───── PROVIDED INFORMATION

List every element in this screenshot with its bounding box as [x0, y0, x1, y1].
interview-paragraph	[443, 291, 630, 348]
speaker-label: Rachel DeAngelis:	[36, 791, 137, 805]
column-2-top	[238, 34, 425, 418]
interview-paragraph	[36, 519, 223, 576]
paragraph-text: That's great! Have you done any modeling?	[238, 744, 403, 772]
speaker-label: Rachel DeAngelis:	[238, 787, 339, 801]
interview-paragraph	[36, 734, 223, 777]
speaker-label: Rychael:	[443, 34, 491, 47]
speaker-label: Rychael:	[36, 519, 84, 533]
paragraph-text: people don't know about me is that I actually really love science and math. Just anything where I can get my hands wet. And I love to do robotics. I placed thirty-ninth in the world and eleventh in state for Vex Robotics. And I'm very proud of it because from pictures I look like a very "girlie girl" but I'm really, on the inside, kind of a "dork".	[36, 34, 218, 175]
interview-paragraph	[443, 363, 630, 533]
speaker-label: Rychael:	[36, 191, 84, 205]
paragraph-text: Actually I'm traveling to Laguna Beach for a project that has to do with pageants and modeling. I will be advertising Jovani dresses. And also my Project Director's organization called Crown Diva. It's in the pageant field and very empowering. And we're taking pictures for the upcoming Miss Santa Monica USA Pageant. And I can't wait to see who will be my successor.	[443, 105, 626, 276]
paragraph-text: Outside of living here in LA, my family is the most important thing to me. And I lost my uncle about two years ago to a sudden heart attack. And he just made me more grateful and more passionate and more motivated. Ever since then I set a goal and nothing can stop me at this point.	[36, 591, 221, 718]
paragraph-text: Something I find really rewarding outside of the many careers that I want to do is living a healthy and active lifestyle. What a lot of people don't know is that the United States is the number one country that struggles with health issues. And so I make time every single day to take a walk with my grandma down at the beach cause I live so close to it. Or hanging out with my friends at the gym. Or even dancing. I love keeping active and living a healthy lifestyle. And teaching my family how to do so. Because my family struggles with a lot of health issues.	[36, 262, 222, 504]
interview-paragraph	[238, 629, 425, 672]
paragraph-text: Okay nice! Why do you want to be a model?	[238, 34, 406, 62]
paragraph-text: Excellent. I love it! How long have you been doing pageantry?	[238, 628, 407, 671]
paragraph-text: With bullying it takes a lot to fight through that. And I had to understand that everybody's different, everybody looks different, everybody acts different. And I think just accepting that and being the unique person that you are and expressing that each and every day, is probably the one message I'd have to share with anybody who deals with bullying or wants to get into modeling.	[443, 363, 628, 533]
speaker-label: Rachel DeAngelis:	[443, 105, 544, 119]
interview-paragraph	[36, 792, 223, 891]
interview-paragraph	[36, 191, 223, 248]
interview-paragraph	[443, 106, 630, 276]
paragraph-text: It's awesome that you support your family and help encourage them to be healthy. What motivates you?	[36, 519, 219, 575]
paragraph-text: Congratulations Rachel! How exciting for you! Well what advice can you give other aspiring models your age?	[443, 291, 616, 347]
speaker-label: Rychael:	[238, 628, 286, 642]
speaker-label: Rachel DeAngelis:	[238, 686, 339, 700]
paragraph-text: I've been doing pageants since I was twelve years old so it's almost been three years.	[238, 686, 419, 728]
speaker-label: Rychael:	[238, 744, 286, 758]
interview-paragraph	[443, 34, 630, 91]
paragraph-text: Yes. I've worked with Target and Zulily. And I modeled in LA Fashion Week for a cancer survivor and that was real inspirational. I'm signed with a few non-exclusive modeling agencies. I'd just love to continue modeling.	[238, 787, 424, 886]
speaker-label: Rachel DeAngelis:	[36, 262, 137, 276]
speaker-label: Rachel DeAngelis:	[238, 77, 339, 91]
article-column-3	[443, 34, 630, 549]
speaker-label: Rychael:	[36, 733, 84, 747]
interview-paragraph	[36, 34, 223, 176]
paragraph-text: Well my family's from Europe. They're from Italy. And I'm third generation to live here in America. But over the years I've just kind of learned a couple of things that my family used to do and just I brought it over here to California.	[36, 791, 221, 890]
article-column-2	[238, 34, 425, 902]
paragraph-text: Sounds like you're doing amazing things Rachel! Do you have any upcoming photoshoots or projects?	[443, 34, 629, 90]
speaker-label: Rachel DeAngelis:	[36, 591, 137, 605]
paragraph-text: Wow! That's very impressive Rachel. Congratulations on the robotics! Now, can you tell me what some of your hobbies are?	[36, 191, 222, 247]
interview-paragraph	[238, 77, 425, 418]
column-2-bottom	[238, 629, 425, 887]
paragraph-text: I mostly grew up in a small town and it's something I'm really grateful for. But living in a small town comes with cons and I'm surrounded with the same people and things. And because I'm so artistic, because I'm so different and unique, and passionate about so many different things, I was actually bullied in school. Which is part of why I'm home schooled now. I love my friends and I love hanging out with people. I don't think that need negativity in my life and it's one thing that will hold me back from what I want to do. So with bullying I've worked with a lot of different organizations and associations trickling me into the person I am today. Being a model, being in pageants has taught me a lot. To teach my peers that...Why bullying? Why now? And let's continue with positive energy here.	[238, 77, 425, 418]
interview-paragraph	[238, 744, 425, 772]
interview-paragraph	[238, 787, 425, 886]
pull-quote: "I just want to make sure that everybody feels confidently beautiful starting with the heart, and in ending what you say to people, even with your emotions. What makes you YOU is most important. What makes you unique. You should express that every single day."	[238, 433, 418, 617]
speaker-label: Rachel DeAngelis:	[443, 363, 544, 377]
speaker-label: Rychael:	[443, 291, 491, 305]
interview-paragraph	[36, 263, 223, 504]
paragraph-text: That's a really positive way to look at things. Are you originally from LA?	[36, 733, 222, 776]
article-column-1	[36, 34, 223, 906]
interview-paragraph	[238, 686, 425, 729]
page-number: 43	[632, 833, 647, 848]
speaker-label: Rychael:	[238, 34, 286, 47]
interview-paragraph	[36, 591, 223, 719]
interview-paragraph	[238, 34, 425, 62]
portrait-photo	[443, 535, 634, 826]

──────────

### TASK GOAL
Reproduce the rows above word for word, starting at the very first line and ending at the line that contains "519, 84, 533]". Include both of those end lines.

### ANSWER TO THE TASK
List every element in this screenshot with its bounding box as [x0, y0, x1, y1].
interview-paragraph	[443, 291, 630, 348]
speaker-label: Rachel DeAngelis:	[36, 791, 137, 805]
column-2-top	[238, 34, 425, 418]
interview-paragraph	[36, 519, 223, 576]
paragraph-text: That's great! Have you done any modeling?	[238, 744, 403, 772]
speaker-label: Rachel DeAngelis:	[238, 787, 339, 801]
interview-paragraph	[36, 734, 223, 777]
speaker-label: Rychael:	[443, 34, 491, 47]
speaker-label: Rychael:	[36, 519, 84, 533]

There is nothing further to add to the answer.